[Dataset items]
(begin)

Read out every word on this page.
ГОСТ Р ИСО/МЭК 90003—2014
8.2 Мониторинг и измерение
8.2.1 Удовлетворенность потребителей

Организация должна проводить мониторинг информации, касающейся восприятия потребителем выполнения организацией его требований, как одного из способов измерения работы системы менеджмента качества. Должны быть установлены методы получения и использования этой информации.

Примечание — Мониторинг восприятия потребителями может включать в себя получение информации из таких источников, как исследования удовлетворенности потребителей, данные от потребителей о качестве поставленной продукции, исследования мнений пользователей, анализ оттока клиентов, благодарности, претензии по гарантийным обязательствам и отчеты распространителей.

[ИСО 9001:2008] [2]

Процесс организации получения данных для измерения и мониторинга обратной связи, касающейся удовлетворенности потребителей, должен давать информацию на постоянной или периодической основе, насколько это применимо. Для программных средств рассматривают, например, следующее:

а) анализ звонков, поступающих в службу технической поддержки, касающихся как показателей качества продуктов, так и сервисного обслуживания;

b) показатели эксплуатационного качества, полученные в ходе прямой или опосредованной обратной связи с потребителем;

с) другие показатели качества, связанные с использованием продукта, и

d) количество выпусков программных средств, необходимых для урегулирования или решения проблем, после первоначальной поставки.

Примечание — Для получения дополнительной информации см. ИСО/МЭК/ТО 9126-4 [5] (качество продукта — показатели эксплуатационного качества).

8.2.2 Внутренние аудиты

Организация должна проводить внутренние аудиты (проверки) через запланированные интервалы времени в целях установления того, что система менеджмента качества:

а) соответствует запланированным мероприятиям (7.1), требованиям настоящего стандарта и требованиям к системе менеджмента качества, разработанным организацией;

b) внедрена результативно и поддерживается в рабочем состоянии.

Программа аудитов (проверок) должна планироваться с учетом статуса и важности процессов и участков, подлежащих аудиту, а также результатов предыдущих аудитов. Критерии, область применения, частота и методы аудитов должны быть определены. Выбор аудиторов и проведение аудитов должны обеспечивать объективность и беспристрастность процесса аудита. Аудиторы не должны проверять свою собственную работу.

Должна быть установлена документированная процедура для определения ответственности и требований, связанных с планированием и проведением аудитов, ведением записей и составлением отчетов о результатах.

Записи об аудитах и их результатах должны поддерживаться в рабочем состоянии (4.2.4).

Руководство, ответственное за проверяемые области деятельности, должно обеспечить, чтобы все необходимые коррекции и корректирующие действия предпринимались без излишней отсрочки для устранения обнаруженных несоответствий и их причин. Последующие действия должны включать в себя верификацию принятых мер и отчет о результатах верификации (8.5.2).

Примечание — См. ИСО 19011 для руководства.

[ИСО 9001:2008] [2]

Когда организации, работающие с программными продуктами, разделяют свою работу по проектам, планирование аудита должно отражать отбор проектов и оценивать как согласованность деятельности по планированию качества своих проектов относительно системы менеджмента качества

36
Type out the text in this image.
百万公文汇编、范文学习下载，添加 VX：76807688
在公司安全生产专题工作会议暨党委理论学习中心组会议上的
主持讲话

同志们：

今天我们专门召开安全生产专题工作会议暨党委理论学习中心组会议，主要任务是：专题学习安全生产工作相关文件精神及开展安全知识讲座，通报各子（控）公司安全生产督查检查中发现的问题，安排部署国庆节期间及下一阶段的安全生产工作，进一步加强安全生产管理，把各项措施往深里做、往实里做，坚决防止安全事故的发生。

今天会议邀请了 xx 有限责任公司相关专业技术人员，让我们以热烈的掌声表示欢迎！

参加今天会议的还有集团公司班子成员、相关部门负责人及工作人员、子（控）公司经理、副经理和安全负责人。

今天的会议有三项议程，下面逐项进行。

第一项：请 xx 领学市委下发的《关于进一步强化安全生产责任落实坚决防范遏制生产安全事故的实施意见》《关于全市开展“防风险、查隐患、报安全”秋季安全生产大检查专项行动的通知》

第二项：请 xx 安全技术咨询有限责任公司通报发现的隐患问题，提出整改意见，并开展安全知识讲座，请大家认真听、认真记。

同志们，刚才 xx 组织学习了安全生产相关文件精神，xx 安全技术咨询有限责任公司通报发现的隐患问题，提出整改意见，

(end)

EXERCISE OBJECTIVE: Pick each line holding the word "this" out of the data and copy it.

OUTPUT:
Read out every word on this page.
Type out the text in this image.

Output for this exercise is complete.